» **Goal**
Pick out each line below containing "this".

» **Material**
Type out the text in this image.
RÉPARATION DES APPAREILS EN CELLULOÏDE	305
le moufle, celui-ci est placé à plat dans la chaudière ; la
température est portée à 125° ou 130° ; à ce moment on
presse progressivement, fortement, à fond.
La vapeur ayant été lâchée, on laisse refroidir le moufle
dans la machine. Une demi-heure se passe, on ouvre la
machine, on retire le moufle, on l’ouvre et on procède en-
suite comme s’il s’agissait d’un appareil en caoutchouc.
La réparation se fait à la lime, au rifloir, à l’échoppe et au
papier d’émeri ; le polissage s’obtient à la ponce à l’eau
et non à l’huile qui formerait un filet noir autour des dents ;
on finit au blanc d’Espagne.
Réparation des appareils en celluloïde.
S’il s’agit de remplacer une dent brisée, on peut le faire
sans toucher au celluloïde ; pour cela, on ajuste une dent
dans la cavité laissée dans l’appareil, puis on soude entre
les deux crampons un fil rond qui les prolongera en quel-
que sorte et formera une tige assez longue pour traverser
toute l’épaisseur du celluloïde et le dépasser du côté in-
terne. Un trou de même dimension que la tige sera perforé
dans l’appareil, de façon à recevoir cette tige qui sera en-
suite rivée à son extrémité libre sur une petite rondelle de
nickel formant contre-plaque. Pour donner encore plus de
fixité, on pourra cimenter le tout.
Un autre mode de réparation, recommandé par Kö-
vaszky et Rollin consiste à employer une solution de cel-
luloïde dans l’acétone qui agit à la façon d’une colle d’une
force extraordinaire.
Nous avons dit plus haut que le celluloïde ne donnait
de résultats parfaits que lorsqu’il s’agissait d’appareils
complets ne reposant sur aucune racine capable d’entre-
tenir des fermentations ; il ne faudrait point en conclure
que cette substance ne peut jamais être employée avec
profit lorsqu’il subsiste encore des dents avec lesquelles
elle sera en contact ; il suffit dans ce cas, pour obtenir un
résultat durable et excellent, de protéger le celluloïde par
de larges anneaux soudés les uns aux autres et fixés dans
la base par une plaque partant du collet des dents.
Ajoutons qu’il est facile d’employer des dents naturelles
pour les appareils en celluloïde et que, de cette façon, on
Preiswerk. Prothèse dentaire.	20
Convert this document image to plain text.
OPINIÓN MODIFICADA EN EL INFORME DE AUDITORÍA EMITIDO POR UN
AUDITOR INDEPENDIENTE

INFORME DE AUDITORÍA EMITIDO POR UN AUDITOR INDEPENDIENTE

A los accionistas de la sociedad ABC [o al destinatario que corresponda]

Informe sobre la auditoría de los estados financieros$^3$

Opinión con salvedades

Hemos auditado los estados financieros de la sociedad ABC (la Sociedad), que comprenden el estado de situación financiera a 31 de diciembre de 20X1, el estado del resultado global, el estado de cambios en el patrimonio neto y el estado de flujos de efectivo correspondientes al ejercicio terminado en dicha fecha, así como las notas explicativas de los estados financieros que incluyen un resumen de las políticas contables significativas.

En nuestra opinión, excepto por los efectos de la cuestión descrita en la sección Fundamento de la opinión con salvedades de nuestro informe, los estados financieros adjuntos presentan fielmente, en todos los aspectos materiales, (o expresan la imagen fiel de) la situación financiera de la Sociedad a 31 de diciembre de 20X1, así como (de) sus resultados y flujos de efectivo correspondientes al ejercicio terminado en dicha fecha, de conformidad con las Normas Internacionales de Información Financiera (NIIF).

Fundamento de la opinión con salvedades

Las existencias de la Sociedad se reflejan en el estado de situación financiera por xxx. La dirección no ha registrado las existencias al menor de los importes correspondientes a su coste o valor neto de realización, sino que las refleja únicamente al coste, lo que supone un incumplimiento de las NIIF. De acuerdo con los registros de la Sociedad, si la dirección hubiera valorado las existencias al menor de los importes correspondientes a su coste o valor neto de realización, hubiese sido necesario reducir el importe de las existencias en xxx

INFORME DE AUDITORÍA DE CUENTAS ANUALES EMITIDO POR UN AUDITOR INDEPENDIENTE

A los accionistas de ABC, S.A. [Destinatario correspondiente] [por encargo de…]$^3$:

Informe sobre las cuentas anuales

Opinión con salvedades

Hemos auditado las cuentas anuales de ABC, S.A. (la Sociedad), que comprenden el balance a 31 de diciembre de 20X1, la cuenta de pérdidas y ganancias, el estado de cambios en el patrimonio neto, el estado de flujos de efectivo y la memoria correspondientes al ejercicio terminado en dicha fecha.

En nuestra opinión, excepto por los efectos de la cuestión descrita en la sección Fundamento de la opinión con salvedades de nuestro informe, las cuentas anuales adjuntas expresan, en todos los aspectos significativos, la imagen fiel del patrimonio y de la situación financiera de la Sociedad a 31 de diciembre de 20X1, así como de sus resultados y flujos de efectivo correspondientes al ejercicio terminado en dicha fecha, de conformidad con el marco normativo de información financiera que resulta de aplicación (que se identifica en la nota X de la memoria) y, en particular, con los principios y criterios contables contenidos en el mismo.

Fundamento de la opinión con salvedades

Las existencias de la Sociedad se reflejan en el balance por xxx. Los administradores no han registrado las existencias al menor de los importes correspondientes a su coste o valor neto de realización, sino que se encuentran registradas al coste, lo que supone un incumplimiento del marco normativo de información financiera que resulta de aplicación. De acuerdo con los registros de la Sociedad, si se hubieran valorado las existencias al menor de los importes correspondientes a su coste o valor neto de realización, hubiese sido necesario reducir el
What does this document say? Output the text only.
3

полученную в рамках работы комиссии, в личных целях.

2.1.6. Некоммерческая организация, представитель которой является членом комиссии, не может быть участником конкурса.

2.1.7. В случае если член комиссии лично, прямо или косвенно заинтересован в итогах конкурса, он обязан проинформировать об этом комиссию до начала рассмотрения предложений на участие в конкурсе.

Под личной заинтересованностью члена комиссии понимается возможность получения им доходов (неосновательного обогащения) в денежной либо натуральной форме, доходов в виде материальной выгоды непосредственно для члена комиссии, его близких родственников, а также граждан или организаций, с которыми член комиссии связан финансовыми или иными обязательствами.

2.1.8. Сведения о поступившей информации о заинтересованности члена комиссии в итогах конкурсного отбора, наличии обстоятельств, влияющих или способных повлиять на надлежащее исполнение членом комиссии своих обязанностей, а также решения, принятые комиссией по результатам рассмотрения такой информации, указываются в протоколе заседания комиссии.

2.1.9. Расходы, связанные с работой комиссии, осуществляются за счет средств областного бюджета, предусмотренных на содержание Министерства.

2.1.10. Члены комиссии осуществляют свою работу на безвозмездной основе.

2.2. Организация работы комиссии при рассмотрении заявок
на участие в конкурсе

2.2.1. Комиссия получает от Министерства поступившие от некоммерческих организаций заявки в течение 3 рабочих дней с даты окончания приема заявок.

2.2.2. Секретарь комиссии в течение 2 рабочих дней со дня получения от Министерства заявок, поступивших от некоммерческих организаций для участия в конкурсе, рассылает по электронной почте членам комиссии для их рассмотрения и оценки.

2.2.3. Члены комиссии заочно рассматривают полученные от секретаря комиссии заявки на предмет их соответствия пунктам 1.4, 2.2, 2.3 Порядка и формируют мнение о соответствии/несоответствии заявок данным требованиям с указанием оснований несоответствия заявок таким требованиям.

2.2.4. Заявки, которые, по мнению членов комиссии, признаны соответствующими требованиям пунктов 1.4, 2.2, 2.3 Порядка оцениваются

» **Reply to the task**
Type out the text in this image.
Convert this document image to plain text.
What does this document say? Output the text only.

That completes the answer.